# [Task details]
Quote exactly the lines running from the line with "Transcribe the text in this document." to the end of the entries, including both, and nothing else.

# [Entries provided]
>>

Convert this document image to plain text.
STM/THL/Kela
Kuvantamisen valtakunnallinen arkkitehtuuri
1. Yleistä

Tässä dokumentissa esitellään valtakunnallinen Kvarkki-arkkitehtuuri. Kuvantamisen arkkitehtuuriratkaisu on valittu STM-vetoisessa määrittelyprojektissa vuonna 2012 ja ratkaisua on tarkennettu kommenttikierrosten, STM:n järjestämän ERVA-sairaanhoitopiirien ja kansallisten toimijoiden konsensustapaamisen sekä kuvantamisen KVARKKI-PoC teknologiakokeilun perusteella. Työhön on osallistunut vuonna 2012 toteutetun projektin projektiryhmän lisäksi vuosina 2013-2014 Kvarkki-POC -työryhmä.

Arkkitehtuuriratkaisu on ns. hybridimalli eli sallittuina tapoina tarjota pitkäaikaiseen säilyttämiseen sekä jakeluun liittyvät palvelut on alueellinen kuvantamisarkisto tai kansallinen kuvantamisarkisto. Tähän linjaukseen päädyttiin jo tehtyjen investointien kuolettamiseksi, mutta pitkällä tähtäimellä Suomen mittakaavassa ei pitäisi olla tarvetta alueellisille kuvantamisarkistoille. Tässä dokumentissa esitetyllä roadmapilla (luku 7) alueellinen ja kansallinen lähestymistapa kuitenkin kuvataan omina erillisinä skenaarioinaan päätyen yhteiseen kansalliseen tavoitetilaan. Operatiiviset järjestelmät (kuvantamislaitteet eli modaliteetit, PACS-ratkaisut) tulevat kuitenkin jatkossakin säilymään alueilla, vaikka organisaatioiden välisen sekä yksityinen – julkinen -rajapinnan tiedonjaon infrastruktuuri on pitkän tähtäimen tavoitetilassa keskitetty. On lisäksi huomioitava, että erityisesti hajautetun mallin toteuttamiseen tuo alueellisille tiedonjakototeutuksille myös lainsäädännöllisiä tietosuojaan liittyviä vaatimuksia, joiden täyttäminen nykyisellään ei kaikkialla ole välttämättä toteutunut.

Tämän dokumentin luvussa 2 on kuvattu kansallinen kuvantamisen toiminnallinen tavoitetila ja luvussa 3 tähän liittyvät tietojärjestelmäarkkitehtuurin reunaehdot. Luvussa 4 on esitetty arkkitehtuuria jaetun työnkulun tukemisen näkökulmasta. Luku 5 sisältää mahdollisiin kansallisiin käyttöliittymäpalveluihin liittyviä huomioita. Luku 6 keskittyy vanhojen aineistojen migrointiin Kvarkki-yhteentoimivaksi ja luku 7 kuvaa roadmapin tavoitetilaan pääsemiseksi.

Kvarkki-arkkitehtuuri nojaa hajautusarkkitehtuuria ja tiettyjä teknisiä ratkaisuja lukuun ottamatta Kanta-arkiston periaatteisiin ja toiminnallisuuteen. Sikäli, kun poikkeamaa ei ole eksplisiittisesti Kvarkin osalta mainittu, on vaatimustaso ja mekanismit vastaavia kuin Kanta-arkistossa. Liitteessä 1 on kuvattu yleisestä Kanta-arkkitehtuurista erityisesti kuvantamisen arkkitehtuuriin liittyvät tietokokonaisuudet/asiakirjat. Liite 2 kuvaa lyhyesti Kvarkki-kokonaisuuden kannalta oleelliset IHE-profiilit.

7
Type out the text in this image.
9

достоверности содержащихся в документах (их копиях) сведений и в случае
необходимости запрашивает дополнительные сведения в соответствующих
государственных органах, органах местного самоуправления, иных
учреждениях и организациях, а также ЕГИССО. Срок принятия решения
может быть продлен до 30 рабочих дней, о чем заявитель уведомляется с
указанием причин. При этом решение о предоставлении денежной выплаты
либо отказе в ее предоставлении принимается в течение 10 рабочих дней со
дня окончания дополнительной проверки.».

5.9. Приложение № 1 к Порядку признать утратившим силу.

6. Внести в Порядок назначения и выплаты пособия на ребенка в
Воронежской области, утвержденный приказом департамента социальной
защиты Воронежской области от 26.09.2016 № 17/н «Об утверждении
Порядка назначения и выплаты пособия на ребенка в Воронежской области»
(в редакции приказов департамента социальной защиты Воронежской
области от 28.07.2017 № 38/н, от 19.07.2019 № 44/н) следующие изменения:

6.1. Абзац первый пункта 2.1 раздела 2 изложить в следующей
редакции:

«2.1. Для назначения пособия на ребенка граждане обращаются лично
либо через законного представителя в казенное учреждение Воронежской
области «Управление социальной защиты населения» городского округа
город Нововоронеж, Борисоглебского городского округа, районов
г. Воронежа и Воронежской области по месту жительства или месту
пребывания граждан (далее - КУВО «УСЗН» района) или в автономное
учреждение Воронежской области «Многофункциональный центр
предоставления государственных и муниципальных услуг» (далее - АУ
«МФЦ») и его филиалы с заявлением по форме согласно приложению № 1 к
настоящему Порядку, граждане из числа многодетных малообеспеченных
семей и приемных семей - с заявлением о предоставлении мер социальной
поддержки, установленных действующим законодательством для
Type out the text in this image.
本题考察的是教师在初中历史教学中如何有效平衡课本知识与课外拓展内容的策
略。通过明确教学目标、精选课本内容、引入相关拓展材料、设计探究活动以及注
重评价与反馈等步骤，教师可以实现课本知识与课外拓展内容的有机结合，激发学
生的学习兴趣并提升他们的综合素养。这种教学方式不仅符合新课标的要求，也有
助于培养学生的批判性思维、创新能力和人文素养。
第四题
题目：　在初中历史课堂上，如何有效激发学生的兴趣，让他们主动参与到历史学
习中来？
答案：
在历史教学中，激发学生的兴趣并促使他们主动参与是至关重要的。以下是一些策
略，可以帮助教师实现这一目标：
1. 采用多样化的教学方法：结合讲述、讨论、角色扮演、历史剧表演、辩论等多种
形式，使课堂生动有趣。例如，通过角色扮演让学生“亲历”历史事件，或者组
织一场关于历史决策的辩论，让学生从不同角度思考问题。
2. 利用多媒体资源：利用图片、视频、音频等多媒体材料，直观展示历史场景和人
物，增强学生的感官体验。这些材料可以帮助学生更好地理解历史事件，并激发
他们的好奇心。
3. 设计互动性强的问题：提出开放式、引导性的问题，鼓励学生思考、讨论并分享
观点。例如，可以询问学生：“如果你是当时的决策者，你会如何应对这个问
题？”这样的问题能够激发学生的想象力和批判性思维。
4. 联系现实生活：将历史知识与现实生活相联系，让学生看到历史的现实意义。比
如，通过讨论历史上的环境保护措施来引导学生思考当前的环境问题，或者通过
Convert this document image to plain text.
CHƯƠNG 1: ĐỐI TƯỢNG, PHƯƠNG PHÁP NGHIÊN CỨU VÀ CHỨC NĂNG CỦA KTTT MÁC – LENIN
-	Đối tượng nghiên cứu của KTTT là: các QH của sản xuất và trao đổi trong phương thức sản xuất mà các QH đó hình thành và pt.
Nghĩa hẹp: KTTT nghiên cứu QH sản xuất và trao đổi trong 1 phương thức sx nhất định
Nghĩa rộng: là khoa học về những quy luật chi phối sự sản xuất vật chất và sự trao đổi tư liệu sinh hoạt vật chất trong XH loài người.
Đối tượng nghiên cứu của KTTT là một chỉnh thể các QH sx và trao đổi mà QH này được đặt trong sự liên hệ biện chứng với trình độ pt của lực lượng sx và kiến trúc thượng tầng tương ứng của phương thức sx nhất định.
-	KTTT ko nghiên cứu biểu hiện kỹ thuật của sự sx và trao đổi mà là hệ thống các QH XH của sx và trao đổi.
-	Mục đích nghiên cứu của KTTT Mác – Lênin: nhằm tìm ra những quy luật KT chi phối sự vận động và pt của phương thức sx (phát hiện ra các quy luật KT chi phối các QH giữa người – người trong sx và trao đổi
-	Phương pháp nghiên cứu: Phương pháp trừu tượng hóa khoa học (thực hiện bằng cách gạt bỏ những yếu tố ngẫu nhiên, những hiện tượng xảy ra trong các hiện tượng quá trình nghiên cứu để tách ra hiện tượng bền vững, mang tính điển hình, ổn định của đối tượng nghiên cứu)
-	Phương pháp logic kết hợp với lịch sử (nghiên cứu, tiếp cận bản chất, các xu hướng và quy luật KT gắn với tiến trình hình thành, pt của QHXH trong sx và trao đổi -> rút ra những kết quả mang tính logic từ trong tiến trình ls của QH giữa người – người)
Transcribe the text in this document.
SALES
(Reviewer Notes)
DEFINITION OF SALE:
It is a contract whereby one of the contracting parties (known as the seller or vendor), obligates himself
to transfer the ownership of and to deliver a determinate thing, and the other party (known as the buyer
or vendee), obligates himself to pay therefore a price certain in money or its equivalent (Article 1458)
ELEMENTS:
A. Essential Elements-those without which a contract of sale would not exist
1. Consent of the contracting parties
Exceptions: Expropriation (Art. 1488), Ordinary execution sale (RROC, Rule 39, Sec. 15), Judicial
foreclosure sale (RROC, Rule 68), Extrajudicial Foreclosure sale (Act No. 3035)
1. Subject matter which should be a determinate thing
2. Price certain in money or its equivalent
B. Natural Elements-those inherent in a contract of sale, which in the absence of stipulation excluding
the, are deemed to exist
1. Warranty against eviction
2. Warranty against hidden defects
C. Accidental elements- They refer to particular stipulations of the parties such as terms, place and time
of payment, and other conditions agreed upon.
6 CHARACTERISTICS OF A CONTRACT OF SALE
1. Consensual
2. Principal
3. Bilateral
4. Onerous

<<

# [Worked solution]
Transcribe the text in this document.
SALES
(Reviewer Notes)
DEFINITION OF SALE:
It is a contract whereby one of the contracting parties (known as the seller or vendor), obligates himself
to transfer the ownership of and to deliver a determinate thing, and the other party (known as the buyer
or vendee), obligates himself to pay therefore a price certain in money or its equivalent (Article 1458)
ELEMENTS:
A. Essential Elements-those without which a contract of sale would not exist
1. Consent of the contracting parties
Exceptions: Expropriation (Art. 1488), Ordinary execution sale (RROC, Rule 39, Sec. 15), Judicial
foreclosure sale (RROC, Rule 68), Extrajudicial Foreclosure sale (Act No. 3035)
1. Subject matter which should be a determinate thing
2. Price certain in money or its equivalent
B. Natural Elements-those inherent in a contract of sale, which in the absence of stipulation excluding
the, are deemed to exist
1. Warranty against eviction
2. Warranty against hidden defects
C. Accidental elements- They refer to particular stipulations of the parties such as terms, place and time
of payment, and other conditions agreed upon.
6 CHARACTERISTICS OF A CONTRACT OF SALE
1. Consensual
2. Principal
3. Bilateral
4. Onerous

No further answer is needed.